_WHAT TO WORK ON_
A. In the excerpt on case reports, rewrite the paragraph that begins "Info that defines the SOL dates" as a short bulleted list that keeps its main facts.
B. Using the excerpt on case reports, decide whether each statement agrees with it. Answer yes or no for each and quote the deciding words.
(i) The data was stored in a central data store using the Pentaho data-integration tool.
(ii) Cases past the SOL date are highlighted in Red.
(iii) In the Mass Tort Campaign Report, the total cases are grouped by source.
C. Copy the excerpt on case reports word for word, taking everything from "5. Mass Tort" down to "in the columns.".
** DOCUMENT EXCERPT follows **
    • Traffic by specific blog or website domain
    • Other metrics showing web presence including, Google indexed pages, SEO stats & rankings, Facebook likes count, new Twitter followers, # of videos & views on YouTube and new blog articles added

    In this case, the data was automatically pulled from all the cloud data using API calls and stored in a central data store using the Pentaho data-integration tool.


    3. Practice Area Case Listing Report

    Collect and analyze the data about the life cycle of cases by practice area in a list format. Include information such as:

    • Open file number and case description
    • Responsible and supporting attorneys
    • Paralegals
    • Trial start and end dates
    • Court & judge
    • Fee agreements and dates received
    • Case profitability

    4. Statute of Limitation (SOL) Reports

    Info that defines the SOL dates is recorded during the intake process. The report identifies these cases that have SOL dates and examines the dates to ensure that legal proceedings are initiated before the statute of limitation date has expired.  For our use, we created 2 sets of reports based on retained and non-retained cases. Exception highlighted is added to each case which colors the row so that the reader is alerted to the status of the SOL case. Here are the groupings:

    • Upcoming cases with SOL dates within the next 30 days  – highlighted in Red
    • Upcoming cases with SOL dates between 30 & 60 days from now  – highlighted in Yellow
    • Upcoming cases with SOL dates between 60 & 90 days from now  – highlighted in Blue
    • Cases past the SOL date – highlighted in Grey
    • All other cases –  not highlighted

      5. Mass Tort Campaign Reports

      This report shows a total of Leads/Cases acquired for a Mass Tort campaign.  In this illustration, the mass tort claims are against a drug currently on the market (redacted). The total cases are grouped by source (rows) and the relevant info to convert the leads to cases are listed in the columns.
** End of DOCUMENT EXCERPT **
** DATA BELOW follows **
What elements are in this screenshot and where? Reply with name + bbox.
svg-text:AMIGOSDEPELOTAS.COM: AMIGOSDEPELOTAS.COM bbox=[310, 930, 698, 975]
** End of DATA BELOW **
_RESULTS FOR EACH TASK_
A.
- SOL dates are recorded during the intake process.
- The report identifies cases with SOL dates and checks those dates so that legal proceedings begin before the statute of limitation expires.
- Two sets of reports were created, one for retained cases and one for non-retained cases.
- Each case gets exception highlighting that colors its row to alert the reader to the status of the SOL case.

B.
(i) Yes: "stored in a central data store using the Pentaho data-integration tool"
(ii) No: "Cases past the SOL date – highlighted in Grey"
(iii) Yes: "The total cases are grouped by source (rows)"

C.
5. Mass Tort Campaign Reports

      This report shows a total of Leads/Cases acquired for a Mass Tort campaign.  In this illustration, the mass tort claims are against a drug currently on the market (redacted). The total cases are grouped by source (rows) and the relevant info to convert the leads to cases are listed in the columns.